#### [Exercise aim]
Show every line where "ffffff" occurs.

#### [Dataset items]
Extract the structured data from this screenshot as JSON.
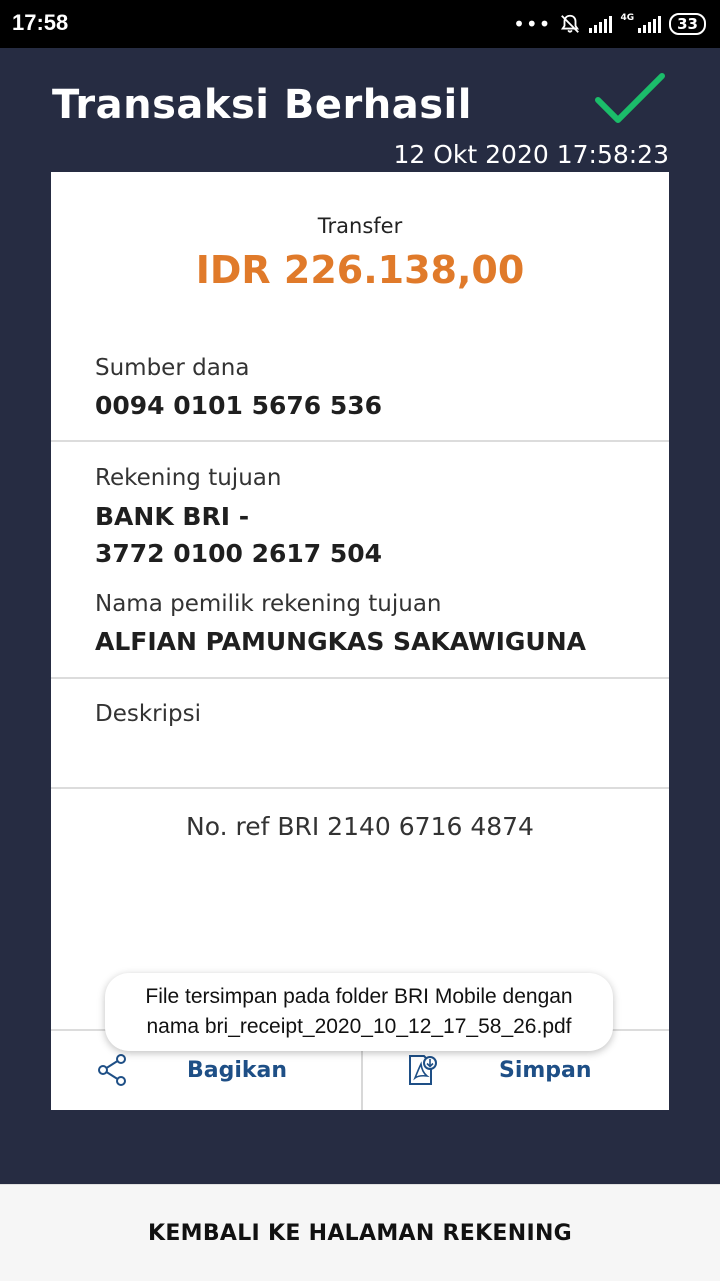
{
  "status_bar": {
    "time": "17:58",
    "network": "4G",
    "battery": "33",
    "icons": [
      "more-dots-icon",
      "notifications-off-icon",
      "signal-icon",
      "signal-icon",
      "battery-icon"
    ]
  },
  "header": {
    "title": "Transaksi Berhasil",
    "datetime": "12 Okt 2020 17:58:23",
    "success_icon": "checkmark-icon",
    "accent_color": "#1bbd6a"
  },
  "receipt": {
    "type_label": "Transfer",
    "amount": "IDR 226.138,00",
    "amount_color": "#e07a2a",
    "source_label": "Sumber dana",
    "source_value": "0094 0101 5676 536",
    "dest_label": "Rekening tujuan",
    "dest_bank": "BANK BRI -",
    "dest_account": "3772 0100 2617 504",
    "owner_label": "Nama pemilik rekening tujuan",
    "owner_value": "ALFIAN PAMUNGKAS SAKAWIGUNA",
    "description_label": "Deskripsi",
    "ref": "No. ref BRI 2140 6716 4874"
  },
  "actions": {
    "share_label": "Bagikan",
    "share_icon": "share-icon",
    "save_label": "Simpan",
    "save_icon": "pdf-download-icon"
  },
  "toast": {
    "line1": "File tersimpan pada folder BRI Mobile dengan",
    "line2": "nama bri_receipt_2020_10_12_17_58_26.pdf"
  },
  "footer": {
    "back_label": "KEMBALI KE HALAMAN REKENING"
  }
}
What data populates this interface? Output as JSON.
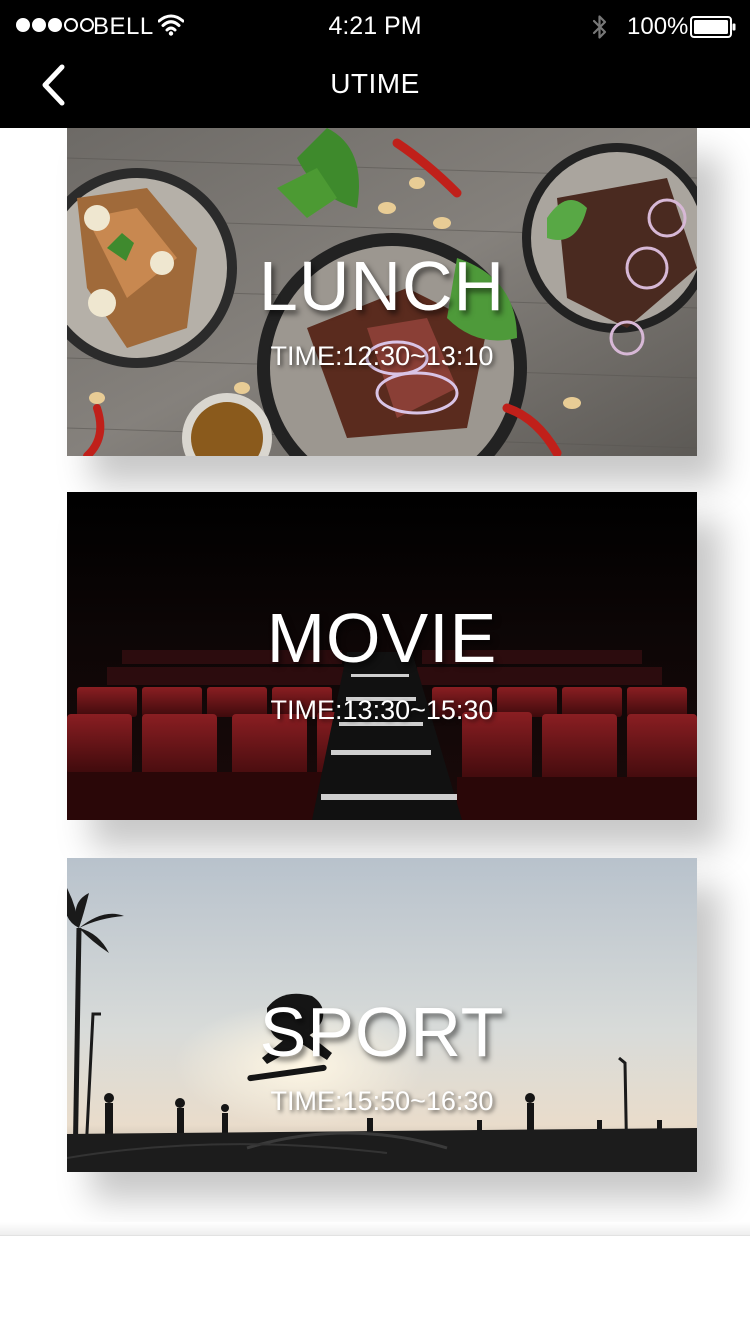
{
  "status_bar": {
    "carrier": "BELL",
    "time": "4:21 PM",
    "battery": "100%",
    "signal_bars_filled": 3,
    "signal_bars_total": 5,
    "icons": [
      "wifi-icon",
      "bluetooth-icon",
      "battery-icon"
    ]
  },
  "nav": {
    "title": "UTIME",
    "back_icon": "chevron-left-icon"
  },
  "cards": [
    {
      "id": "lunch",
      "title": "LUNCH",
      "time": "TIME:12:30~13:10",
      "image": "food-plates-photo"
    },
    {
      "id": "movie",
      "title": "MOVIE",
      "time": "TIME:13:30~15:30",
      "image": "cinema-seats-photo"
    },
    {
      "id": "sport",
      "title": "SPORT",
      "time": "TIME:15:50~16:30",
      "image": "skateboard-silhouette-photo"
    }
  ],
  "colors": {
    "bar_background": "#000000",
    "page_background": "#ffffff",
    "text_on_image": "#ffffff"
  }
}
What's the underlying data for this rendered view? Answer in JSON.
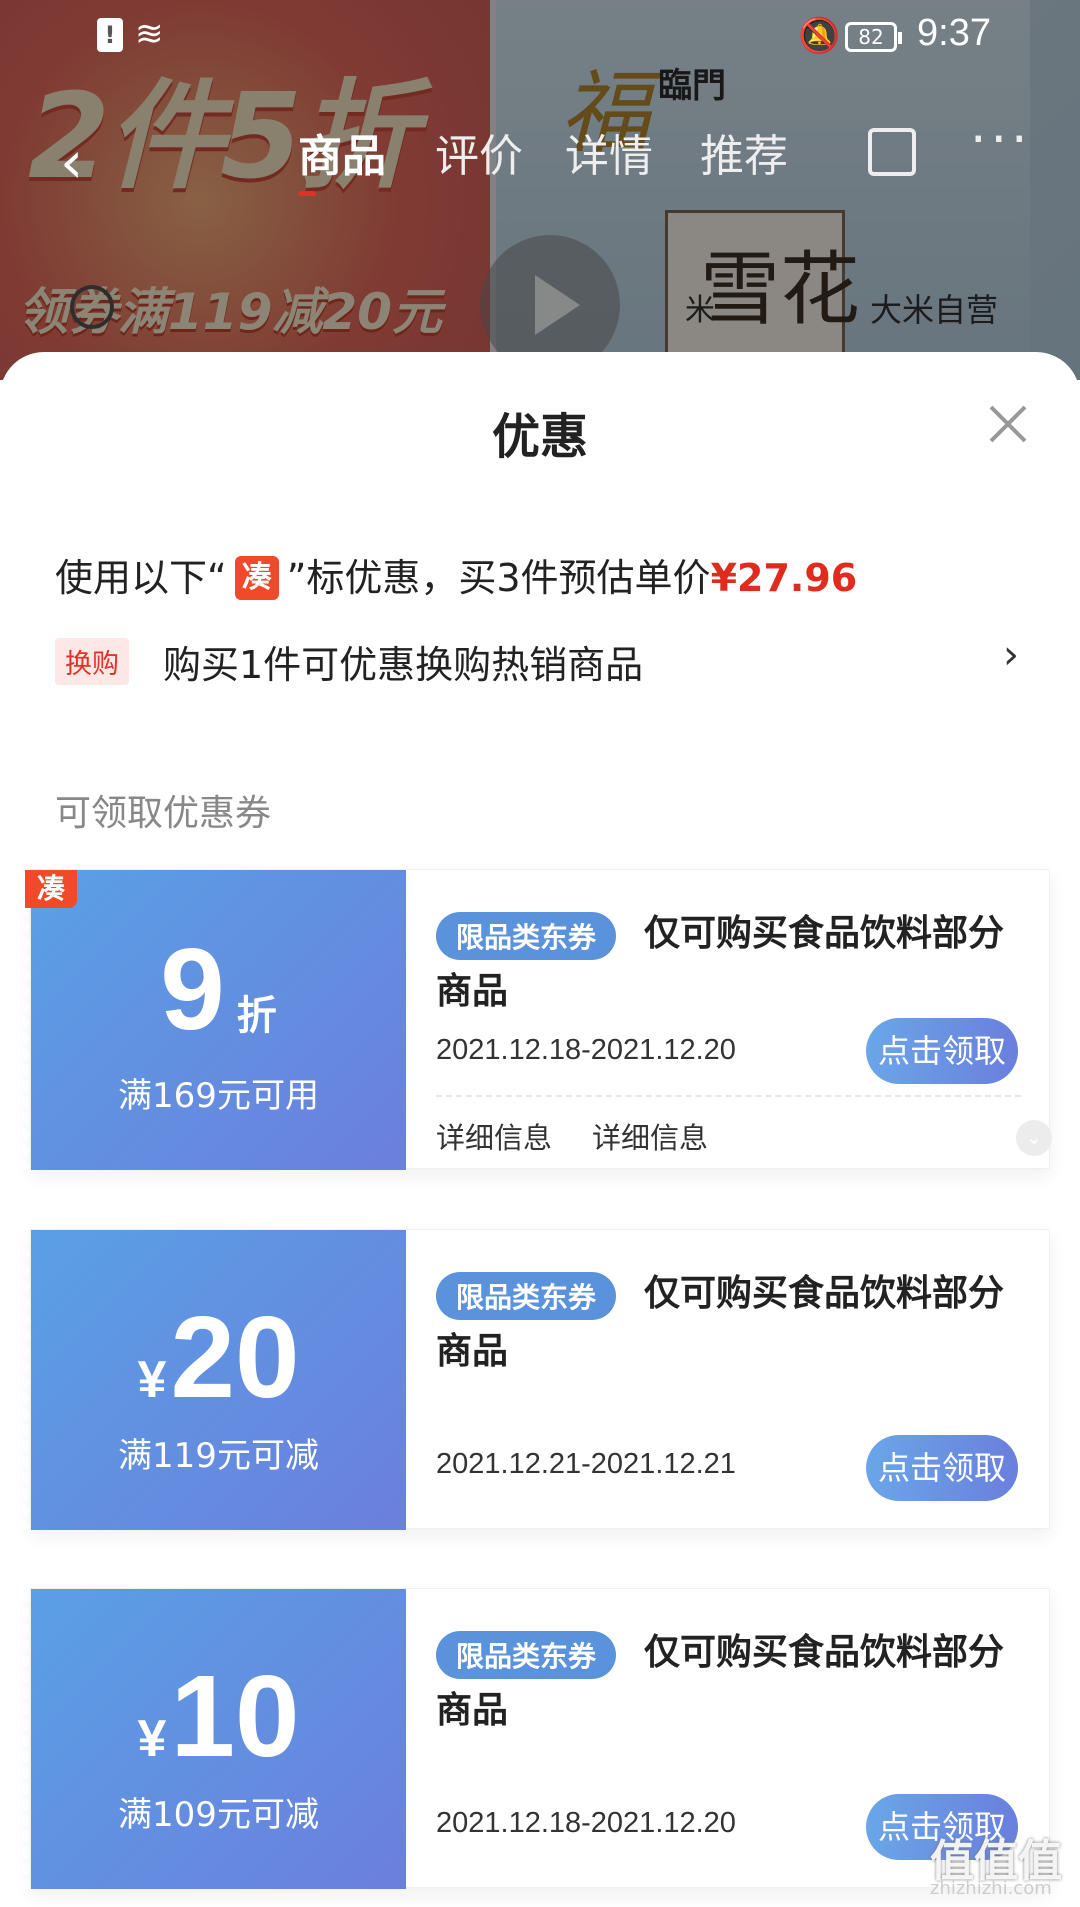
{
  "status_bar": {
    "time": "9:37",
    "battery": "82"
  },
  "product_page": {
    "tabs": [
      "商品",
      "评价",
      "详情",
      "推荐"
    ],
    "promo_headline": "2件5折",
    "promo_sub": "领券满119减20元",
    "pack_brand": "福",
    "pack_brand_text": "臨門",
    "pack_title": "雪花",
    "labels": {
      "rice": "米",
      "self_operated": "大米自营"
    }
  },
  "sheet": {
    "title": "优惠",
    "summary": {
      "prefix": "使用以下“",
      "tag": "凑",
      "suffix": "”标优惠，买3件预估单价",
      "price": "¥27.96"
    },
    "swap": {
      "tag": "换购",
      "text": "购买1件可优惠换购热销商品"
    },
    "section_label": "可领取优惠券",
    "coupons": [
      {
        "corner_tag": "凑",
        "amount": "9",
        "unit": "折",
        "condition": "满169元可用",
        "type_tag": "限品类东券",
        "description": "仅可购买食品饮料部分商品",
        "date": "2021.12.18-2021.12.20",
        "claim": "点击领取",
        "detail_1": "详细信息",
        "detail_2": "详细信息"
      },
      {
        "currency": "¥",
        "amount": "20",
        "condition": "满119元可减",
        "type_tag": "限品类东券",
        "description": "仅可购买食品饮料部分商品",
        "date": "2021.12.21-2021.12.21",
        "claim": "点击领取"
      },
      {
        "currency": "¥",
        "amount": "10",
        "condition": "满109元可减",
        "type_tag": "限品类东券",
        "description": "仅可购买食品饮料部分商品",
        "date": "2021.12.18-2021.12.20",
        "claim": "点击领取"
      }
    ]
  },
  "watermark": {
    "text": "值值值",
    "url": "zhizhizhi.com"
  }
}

#### [Reply]
    "page_background": "#ffffff",
    "text_on_image": "#ffffff"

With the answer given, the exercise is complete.